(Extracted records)
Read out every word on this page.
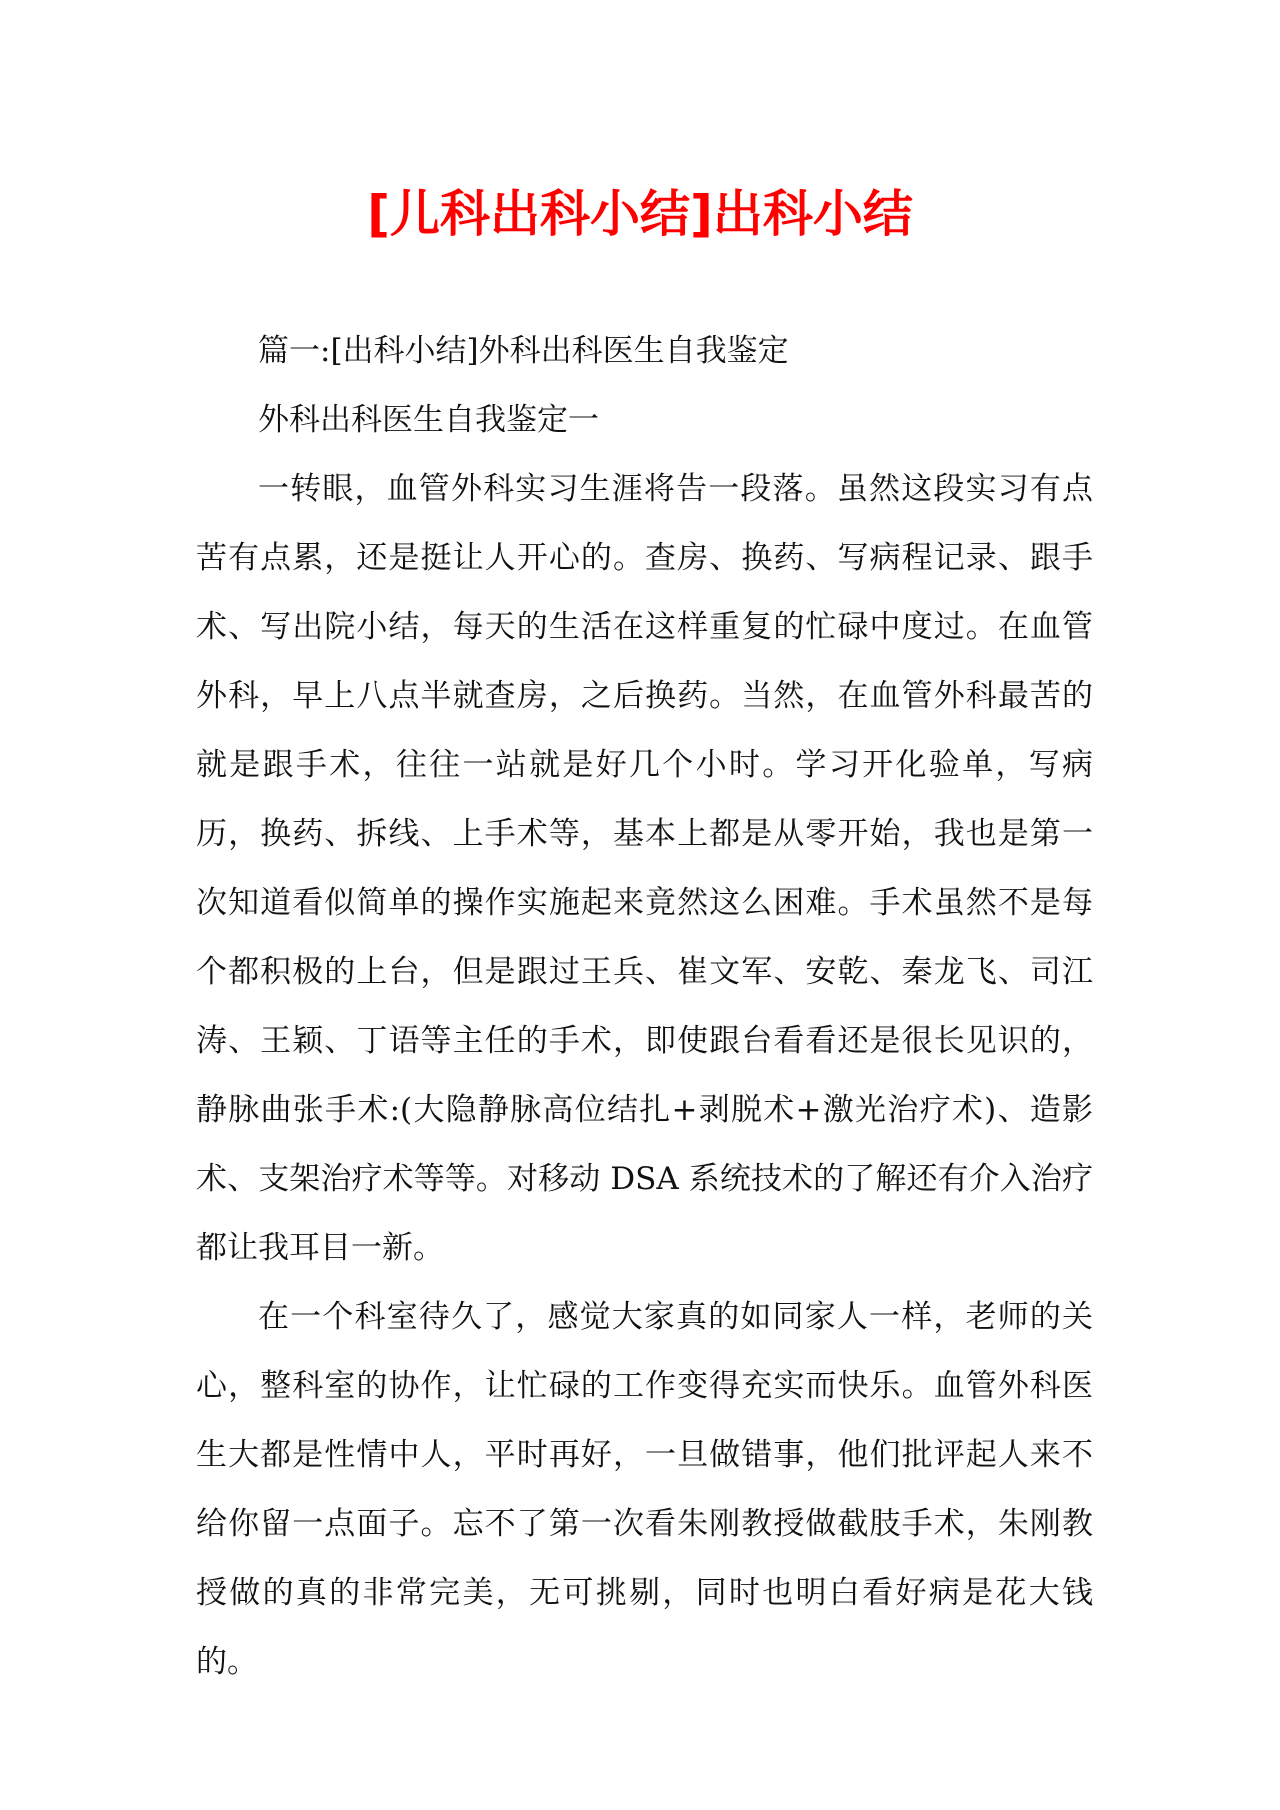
[儿科出科小结]出科小结

篇一:[出科小结]外科出科医生自我鉴定

外科出科医生自我鉴定一

一转眼，血管外科实习生涯将告一段落。虽然这段实习有点苦有点累，还是挺让人开心的。查房、换药、写病程记录、跟手术、写出院小结，每天的生活在这样重复的忙碌中度过。在血管外科，早上八点半就查房，之后换药。当然，在血管外科最苦的就是跟手术，往往一站就是好几个小时。学习开化验单，写病历，换药、拆线、上手术等，基本上都是从零开始，我也是第一次知道看似简单的操作实施起来竟然这么困难。手术虽然不是每个都积极的上台，但是跟过王兵、崔文军、安乾、秦龙飞、司江涛、王颖、丁语等主任的手术，即使跟台看看还是很长见识的，静脉曲张手术:(大隐静脉高位结扎+剥脱术+激光治疗术)、造影术、支架治疗术等等。对移动 DSA 系统技术的了解还有介入治疗都让我耳目一新。

在一个科室待久了，感觉大家真的如同家人一样，老师的关心，整科室的协作，让忙碌的工作变得充实而快乐。血管外科医生大都是性情中人，平时再好，一旦做错事，他们批评起人来不给你留一点面子。忘不了第一次看朱刚教授做截肢手术，朱刚教授做的真的非常完美，无可挑剔，同时也明白看好病是花大钱的。
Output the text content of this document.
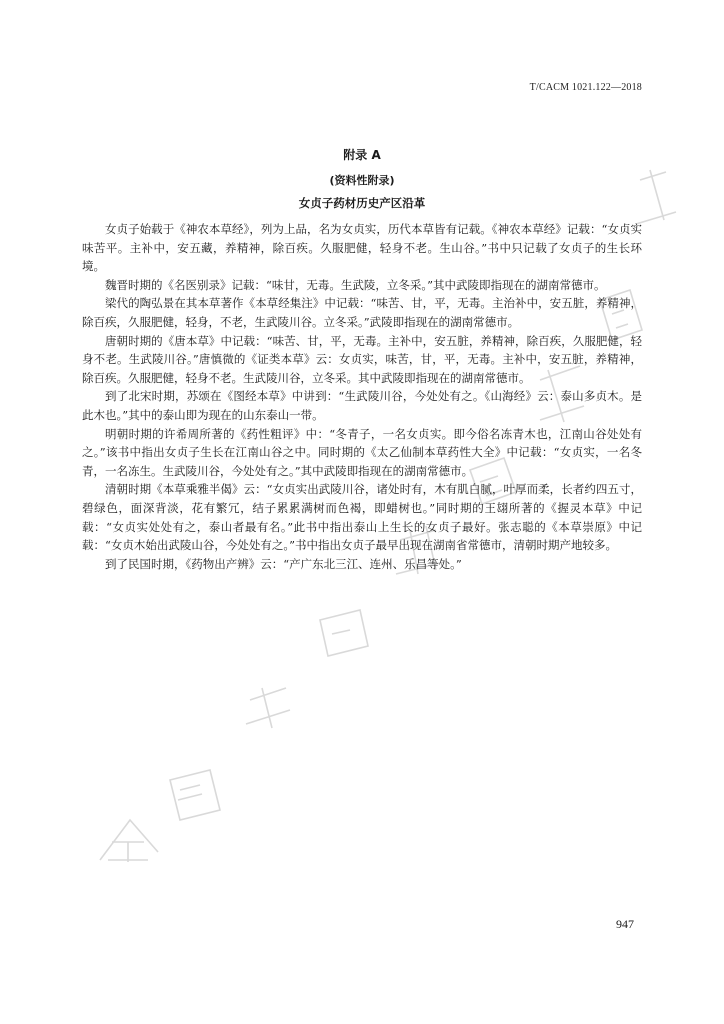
T/CACM 1021.122—2018
附录 A
(资料性附录)
女贞子药材历史产区沿革

女贞子始载于《神农本草经》，列为上品，名为女贞实，历代本草皆有记载。《神农本草经》记载：“女贞实味苦平。主补中，安五藏，养精神，除百疾。久服肥健，轻身不老。生山谷。”书中只记载了女贞子的生长环境。

魏晋时期的《名医别录》记载：“味甘，无毒。生武陵，立冬采。”其中武陵即指现在的湖南常德市。

梁代的陶弘景在其本草著作《本草经集注》中记载：“味苦、甘，平，无毒。主治补中，安五脏，养精神，除百疾，久服肥健，轻身，不老，生武陵川谷。立冬采。”武陵即指现在的湖南常德市。

唐朝时期的《唐本草》中记载：“味苦、甘，平，无毒。主补中，安五脏，养精神，除百疾，久服肥健，轻身不老。生武陵川谷。”唐慎微的《证类本草》云：女贞实，味苦，甘，平，无毒。主补中，安五脏，养精神，除百疾。久服肥健，轻身不老。生武陵川谷，立冬采。其中武陵即指现在的湖南常德市。

到了北宋时期，苏颂在《图经本草》中讲到：“生武陵川谷，今处处有之。《山海经》云：泰山多贞木。是此木也。”其中的泰山即为现在的山东泰山一带。

明朝时期的许希周所著的《药性粗评》中：“冬青子，一名女贞实。即今俗名冻青木也，江南山谷处处有之。”该书中指出女贞子生长在江南山谷之中。同时期的《太乙仙制本草药性大全》中记载：“女贞实，一名冬青，一名冻生。生武陵川谷，今处处有之。”其中武陵即指现在的湖南常德市。

清朝时期《本草乘雅半偈》云：“女贞实出武陵川谷，诸处时有，木有肌白腻，叶厚而柔，长者约四五寸，碧绿色，面深背淡，花有繁冗，结子累累满树而色褐，即蜡树也。”同时期的王翃所著的《握灵本草》中记载：“女贞实处处有之，泰山者最有名。”此书中指出泰山上生长的女贞子最好。张志聪的《本草崇原》中记载：“女贞木始出武陵山谷，今处处有之。”书中指出女贞子最早出现在湖南省常德市，清朝时期产地较多。

到了民国时期，《药物出产辨》云：“产广东北三江、连州、乐昌等处。”

947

▶ [WHAT THE TASK ASKS]: Scan the listing above. Collect all lines with the word "this".

▶ [FINISHED TASK]:
Read out every word on this page.
Output the text content of this document.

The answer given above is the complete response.